◆ AIM OF THE EXERCISE: Please explain why, according to the Vector API mail thread, the pure Java fallback implementation is currently slow. Answer in one to three sentences.
┌─ EXTRACT
[vectorapi] Shape of the preferred species with UseAVX=0

Chris Hegarty chegar999 at gmail.com
Thu May 25 13:35:45 UTC 2023


Thanks Paul.

-Chris.

On 24/05/2023 18:36, Paul Sandoz wrote:
> Hi Chris,
> 
> getMaxLaneCount will return -1 *if* HotSpot is compiled with C2 
> disabled, a special case. It is not currently affected when C2 is 
> disabled at runtime, we could check that too but need to think through 
> the implications.
> 
> The Vector API degrades with functional equivalence but does not 
> currently generate the same code as if it were scalar code. 
> Unfortunately the fallback implementation in pure Java is currently slow 
> since it operates on instances of Vector etc as ordinary classes. There 
> is no C1 support to optimize this case.
> You should not rely on the UseAVX/UseSSE flags to restrict (they are 
> really there to emulate). For testing purposes I currently recommend 
> setting the MaxVectorSize to limit and check the preferred species or 
> the value of VectorShape.S_Max_BIT.vectorBitSize(), or otherwise 
> explicit detect C2 is disabled (not clear how easy that is).
> 
> Paul.
> 
>> On May 24, 2023, at 5:20 AM, Chris Hegarty <chegar999 at gmail.com> wrote:
>>
>> Hi,
>>
>> Thanks for your reply. Lemme try to clarify the actual source of the 
>> issue we see, UseAVX=0 might be related but also could be a red herring.
└─
┌─ DATA SHOWN
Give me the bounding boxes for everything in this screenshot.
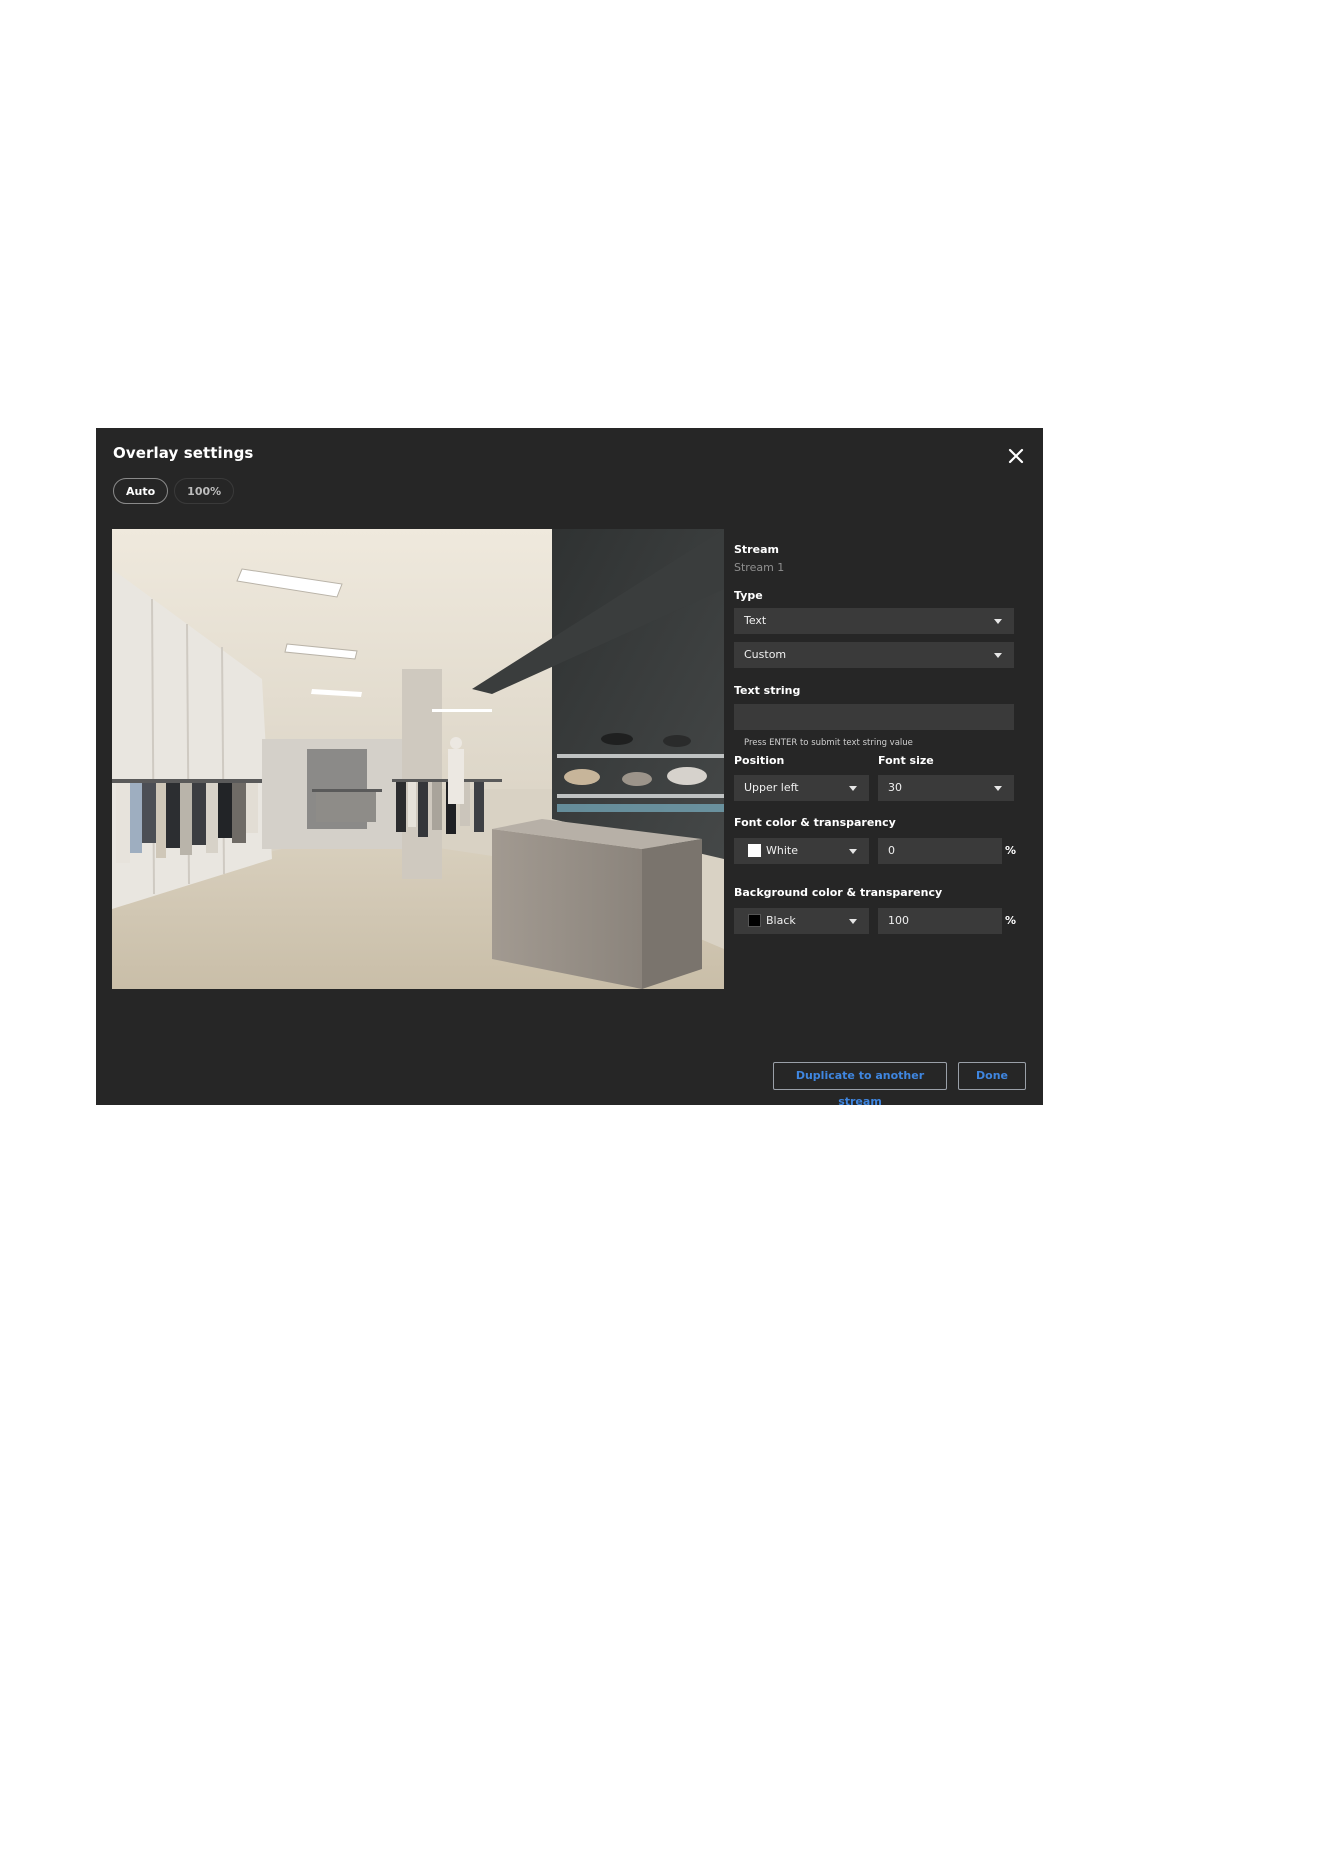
└─
◆ ANSWER TO THE TASK: The pure Java fallback is slow because it operates on instances of Vector and related types as ordinary classes. There is also no C1 support to optimize this case.